*Exercise objective*. Repeat every line of the data exactly, but not the pictures.

(Rows from a figure dataset)
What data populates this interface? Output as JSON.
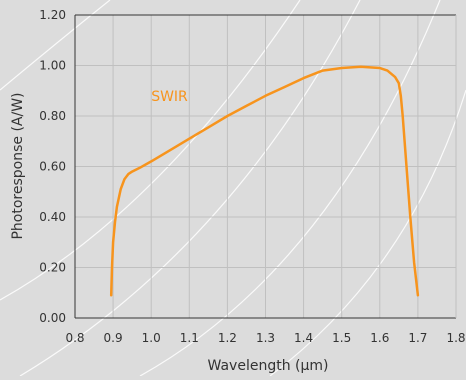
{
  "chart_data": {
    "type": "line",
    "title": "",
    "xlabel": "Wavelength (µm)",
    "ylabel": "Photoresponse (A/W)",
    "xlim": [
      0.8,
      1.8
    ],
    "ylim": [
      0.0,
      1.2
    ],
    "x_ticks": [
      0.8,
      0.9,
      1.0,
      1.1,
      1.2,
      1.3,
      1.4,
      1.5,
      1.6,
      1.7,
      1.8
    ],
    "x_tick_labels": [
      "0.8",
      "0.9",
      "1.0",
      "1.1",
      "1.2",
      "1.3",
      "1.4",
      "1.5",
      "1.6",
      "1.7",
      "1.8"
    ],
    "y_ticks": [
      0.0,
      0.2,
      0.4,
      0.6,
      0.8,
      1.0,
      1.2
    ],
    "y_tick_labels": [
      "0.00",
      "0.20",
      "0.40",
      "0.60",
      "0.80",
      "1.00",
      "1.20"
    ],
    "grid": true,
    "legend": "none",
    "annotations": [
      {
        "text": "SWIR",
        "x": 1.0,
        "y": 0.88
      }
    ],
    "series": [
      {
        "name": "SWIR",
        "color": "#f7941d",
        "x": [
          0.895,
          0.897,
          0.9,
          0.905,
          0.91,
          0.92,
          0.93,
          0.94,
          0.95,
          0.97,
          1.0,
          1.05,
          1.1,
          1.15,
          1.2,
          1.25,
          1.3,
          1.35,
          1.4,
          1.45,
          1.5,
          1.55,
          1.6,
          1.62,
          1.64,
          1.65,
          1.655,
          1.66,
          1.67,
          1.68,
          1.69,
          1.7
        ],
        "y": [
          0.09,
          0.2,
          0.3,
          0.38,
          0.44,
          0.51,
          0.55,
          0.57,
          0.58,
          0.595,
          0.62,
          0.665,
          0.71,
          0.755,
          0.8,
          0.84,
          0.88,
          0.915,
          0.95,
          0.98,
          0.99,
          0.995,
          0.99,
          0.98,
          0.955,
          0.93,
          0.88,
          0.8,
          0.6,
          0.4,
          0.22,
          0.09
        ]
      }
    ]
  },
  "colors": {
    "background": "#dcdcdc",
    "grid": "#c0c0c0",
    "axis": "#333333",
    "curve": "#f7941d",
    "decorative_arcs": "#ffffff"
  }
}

*Answer for this exercise*.
What data populates this interface? Output as JSON.
{
  "chart_data": {
    "type": "line",
    "title": "",
    "xlabel": "Wavelength (µm)",
    "ylabel": "Photoresponse (A/W)",
    "xlim": [
      0.8,
      1.8
    ],
    "ylim": [
      0.0,
      1.2
    ],
    "x_ticks": [
      0.8,
      0.9,
      1.0,
      1.1,
      1.2,
      1.3,
      1.4,
      1.5,
      1.6,
      1.7,
      1.8
    ],
    "x_tick_labels": [
      "0.8",
      "0.9",
      "1.0",
      "1.1",
      "1.2",
      "1.3",
      "1.4",
      "1.5",
      "1.6",
      "1.7",
      "1.8"
    ],
    "y_ticks": [
      0.0,
      0.2,
      0.4,
      0.6,
      0.8,
      1.0,
      1.2
    ],
    "y_tick_labels": [
      "0.00",
      "0.20",
      "0.40",
      "0.60",
      "0.80",
      "1.00",
      "1.20"
    ],
    "grid": true,
    "legend": "none",
    "annotations": [
      {
        "text": "SWIR",
        "x": 1.0,
        "y": 0.88
      }
    ],
    "series": [
      {
        "name": "SWIR",
        "color": "#f7941d",
        "x": [
          0.895,
          0.897,
          0.9,
          0.905,
          0.91,
          0.92,
          0.93,
          0.94,
          0.95,
          0.97,
          1.0,
          1.05,
          1.1,
          1.15,
          1.2,
          1.25,
          1.3,
          1.35,
          1.4,
          1.45,
          1.5,
          1.55,
          1.6,
          1.62,
          1.64,
          1.65,
          1.655,
          1.66,
          1.67,
          1.68,
          1.69,
          1.7
        ],
        "y": [
          0.09,
          0.2,
          0.3,
          0.38,
          0.44,
          0.51,
          0.55,
          0.57,
          0.58,
          0.595,
          0.62,
          0.665,
          0.71,
          0.755,
          0.8,
          0.84,
          0.88,
          0.915,
          0.95,
          0.98,
          0.99,
          0.995,
          0.99,
          0.98,
          0.955,
          0.93,
          0.88,
          0.8,
          0.6,
          0.4,
          0.22,
          0.09
        ]
      }
    ]
  },
  "colors": {
    "background": "#dcdcdc",
    "grid": "#c0c0c0",
    "axis": "#333333",
    "curve": "#f7941d",
    "decorative_arcs": "#ffffff"
  }
}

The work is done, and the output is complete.